## QUOTED TEXT
###
An important concept in organisational behaviour is how hierarchy affects the voice of individuals, whereby members of a given organisation exhibit differing power relations based on their hierarchical position. Although there have been prior studies of the relationship between hierarchy and voice, they tend to focus on more qualitative small-scale methods and do not account for structural aspects of the organisation. This paper develops large-scale computational techniques utilising temporal network analysis to measure the effect that organisational hierarchy has on communication patterns within an organisation, focusing on the structure of pairwise interactions between individuals. We focus on one major organisation as a case study - the Internet Engineering Task Force (IETF) - a major technical standards development organisation for the Internet. A particularly useful feature of the IETF is a transparent hierarchy, where participants take on explicit roles (e.g. Area Directors, Working Group Chairs). Its processes are also open, so we have visibility into the communication of people at different hierarchy levels over a long time period. We utilise a temporal network dataset of 989,911 email interactions among 23,741 participants to study how hierarchy impacts communication patterns. We show that the middle levels of the IETF are growing in terms of their dominance in communications. Higher levels consistently experience a higher proportion of incoming communication than lower levels, with higher levels initiating more communications too. We find that communication tends to flow "up" the hierarchy more than "down". Finally, we find that communication with higher-levels is associated with future communication more than for lower-levels, which we interpret as "facilitation". We conclude by discussing the implications this has on patterns within the wider IETF and for other organisations.
###
## TASK STATEMENT
Copy out the abstract above on hierarchy and email communication in the IETF, word for word.

## DATA RECORDS
###
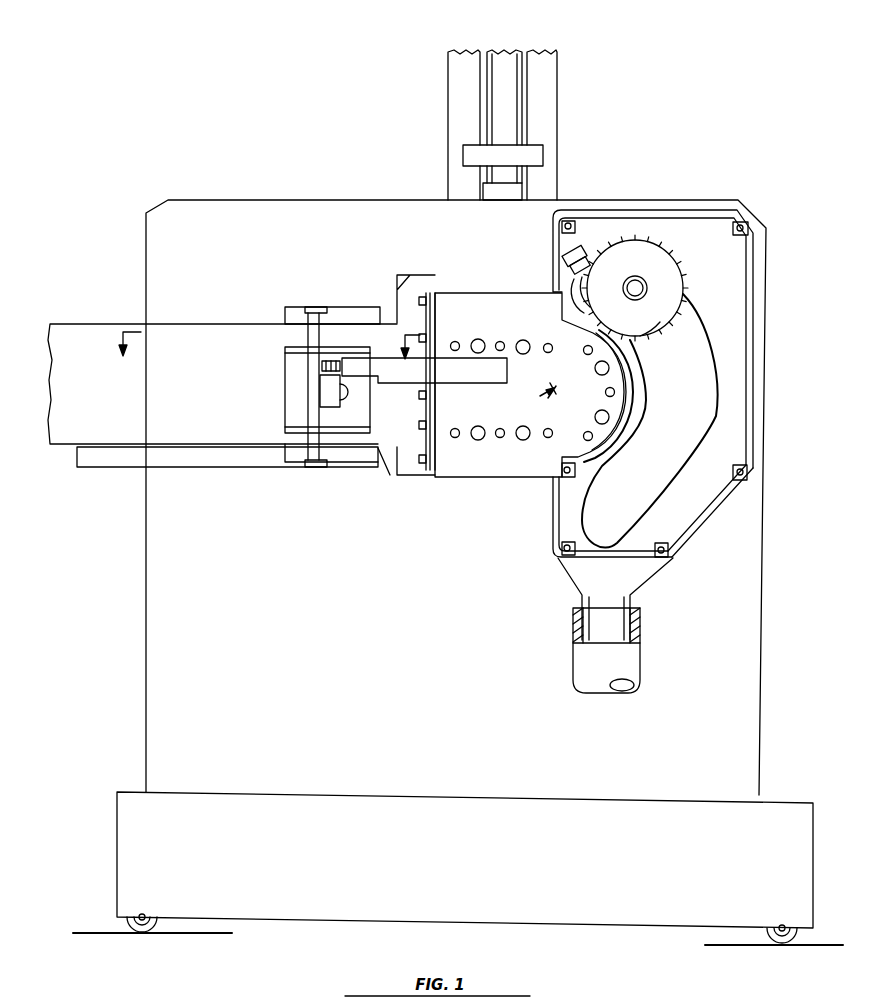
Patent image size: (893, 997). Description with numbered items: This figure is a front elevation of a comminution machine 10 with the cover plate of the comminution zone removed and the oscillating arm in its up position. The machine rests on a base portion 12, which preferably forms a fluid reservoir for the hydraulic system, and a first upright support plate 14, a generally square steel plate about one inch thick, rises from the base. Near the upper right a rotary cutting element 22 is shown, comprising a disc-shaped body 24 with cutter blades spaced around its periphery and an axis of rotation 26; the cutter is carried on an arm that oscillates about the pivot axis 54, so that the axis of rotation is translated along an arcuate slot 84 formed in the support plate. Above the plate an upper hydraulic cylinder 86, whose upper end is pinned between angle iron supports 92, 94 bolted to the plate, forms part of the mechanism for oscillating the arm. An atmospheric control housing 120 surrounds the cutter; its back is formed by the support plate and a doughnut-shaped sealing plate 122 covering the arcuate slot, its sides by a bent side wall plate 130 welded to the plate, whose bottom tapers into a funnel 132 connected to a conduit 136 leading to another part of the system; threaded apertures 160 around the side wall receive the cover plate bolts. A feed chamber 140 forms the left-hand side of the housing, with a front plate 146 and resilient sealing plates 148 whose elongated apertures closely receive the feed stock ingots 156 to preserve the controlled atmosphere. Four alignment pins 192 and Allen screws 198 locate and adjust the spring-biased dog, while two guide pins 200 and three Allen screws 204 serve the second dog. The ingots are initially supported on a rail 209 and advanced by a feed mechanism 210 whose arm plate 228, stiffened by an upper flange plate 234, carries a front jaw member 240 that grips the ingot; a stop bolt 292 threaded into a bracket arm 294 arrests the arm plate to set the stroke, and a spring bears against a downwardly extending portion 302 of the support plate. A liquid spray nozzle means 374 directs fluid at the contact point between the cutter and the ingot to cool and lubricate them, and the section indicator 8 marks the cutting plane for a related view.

The comminution machine 10 is at (126, 198).
The base portion 12 is at (128, 855).
The first upright support plate 14 is at (296, 212).
The rotary cutting element 22 is at (690, 271).
The disc-shaped body 24 is at (666, 333).
The axis of rotation 26 is at (637, 290).
The pivot axis 54 is at (535, 395).
The arcuate slot 84 is at (691, 491).
The upper hydraulic cylinder 86 is at (496, 62).
The angle iron support 92 is at (452, 111).
The angle iron support 94 is at (549, 104).
The atmospheric control housing 120 is at (548, 541).
The doughnut-shaped sealing plate 122 is at (415, 288).
The side wall plate 130 is at (705, 521).
The funnel 132 is at (578, 589).
The conduit 136 is at (582, 661).
The feed chamber 140 is at (478, 496).
The front plate 146 is at (514, 472).
The resilient sealing plates 148 is at (436, 306).
The feed stock ingots 156 is at (634, 375).
The threaded apertures 160 is at (751, 226).
The alignment pins 192 is at (480, 339).
The Allen screws 198 is at (455, 341).
The guide pins 200 is at (634, 404).
The Allen screws 204 is at (605, 393).
The rail 209 is at (140, 460).
The feed mechanism 210 is at (318, 482).
The arm plate 228 is at (300, 333).
The upper stiffening flange plate 234 is at (315, 306).
The front jaw member 240 is at (292, 397).
The bolt 292 is at (331, 361).
The bracket arm 294 is at (421, 373).
The downwardly extending portion 302 is at (376, 310).
The liquid spray nozzle means 374 is at (590, 291).
The section line 8 is at (269, 358).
###
## CORRECT ANSWER
An important concept in organisational behaviour is how hierarchy affects the voice of individuals, whereby members of a given organisation exhibit differing power relations based on their hierarchical position. Although there have been prior studies of the relationship between hierarchy and voice, they tend to focus on more qualitative small-scale methods and do not account for structural aspects of the organisation. This paper develops large-scale computational techniques utilising temporal network analysis to measure the effect that organisational hierarchy has on communication patterns within an organisation, focusing on the structure of pairwise interactions between individuals. We focus on one major organisation as a case study - the Internet Engineering Task Force (IETF) - a major technical standards development organisation for the Internet. A particularly useful feature of the IETF is a transparent hierarchy, where participants take on explicit roles (e.g. Area Directors, Working Group Chairs). Its processes are also open, so we have visibility into the communication of people at different hierarchy levels over a long time period. We utilise a temporal network dataset of 989,911 email interactions among 23,741 participants to study how hierarchy impacts communication patterns. We show that the middle levels of the IETF are growing in terms of their dominance in communications. Higher levels consistently experience a higher proportion of incoming communication than lower levels, with higher levels initiating more communications too. We find that communication tends to flow "up" the hierarchy more than "down". Finally, we find that communication with higher-levels is associated with future communication more than for lower-levels, which we interpret as "facilitation". We conclude by discussing the implications this has on patterns within the wider IETF and for other organisations.